Saved data entries
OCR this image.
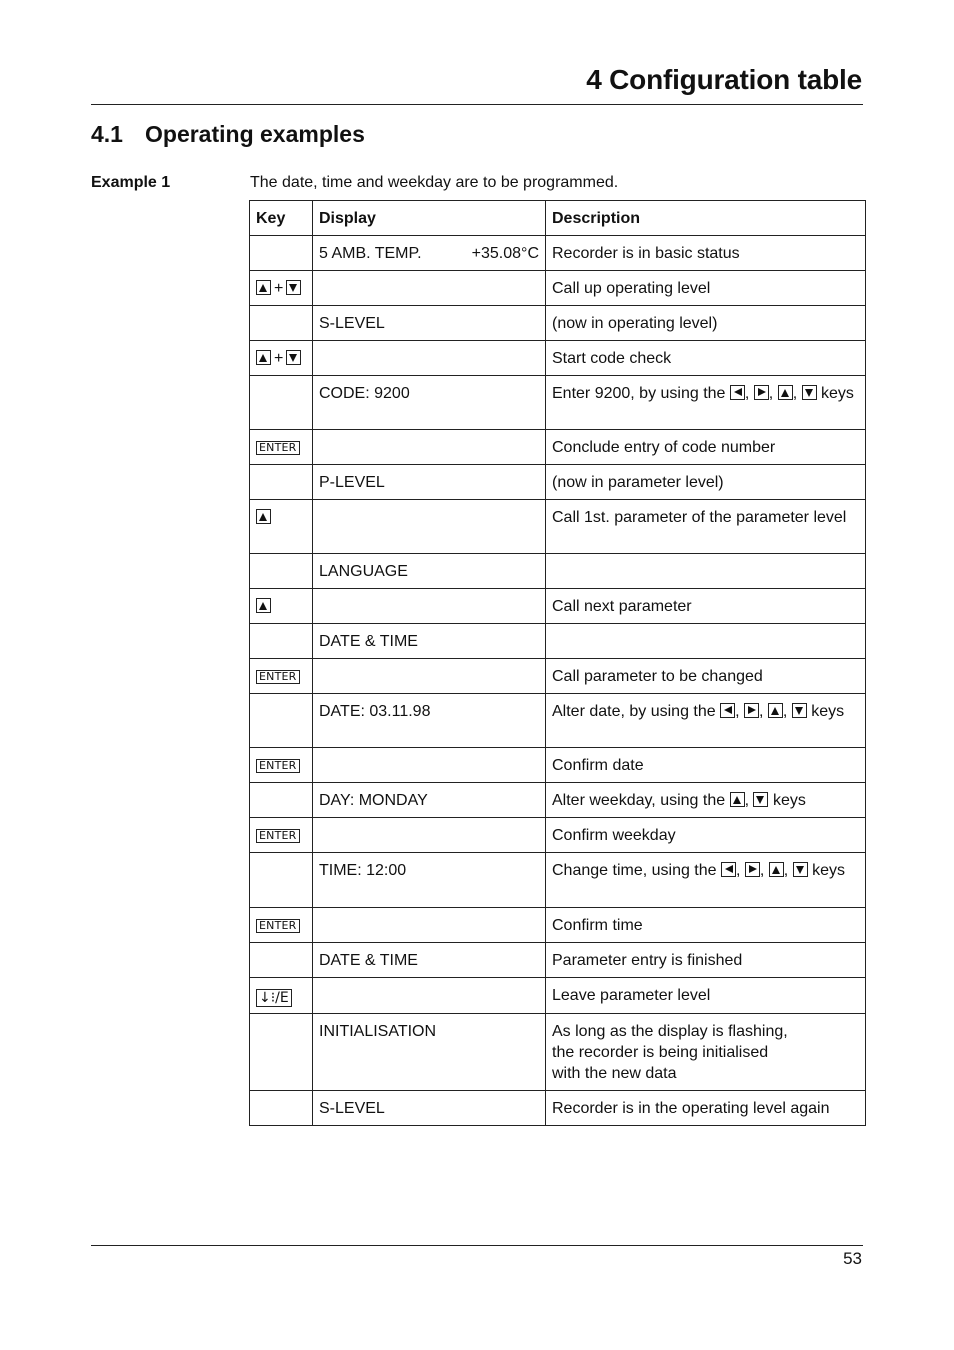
4 Configuration table
4.1 Operating examples
Example 1	The date, time and weekday are to be programmed.
Key	Display	Description

	5 AMB. TEMP. +35.08°C	Recorder is in basic status
+		Call up operating level
	S-LEVEL	(now in operating level)
+		Start code check
	CODE: 9200	Enter 9200, by using the , , ,  keys
ENTER		Conclude entry of code number
	P-LEVEL	(now in parameter level)
		Call 1st. parameter of the parameter level
	LANGUAGE	
		Call next parameter
	DATE & TIME	
ENTER		Call parameter to be changed
	DATE: 03.11.98	Alter date, by using the , , ,  keys
ENTER		Confirm date
	DAY: MONDAY	Alter weekday, using the ,  keys
ENTER		Confirm weekday
	TIME: 12:00	Change time, using the , , ,  keys
ENTER		Confirm time
	DATE & TIME	Parameter entry is finished
↓⁝/E		Leave parameter level
	INITIALISATION	As long as the display is flashing,
the recorder is being initialised
with the new data
	S-LEVEL	Recorder is in the operating level again
53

TASK REQUIREMENTS => Looking at the records above, work out how many lines include the string "using". Give the number and nothing else.

WRITTEN ANSWER => 4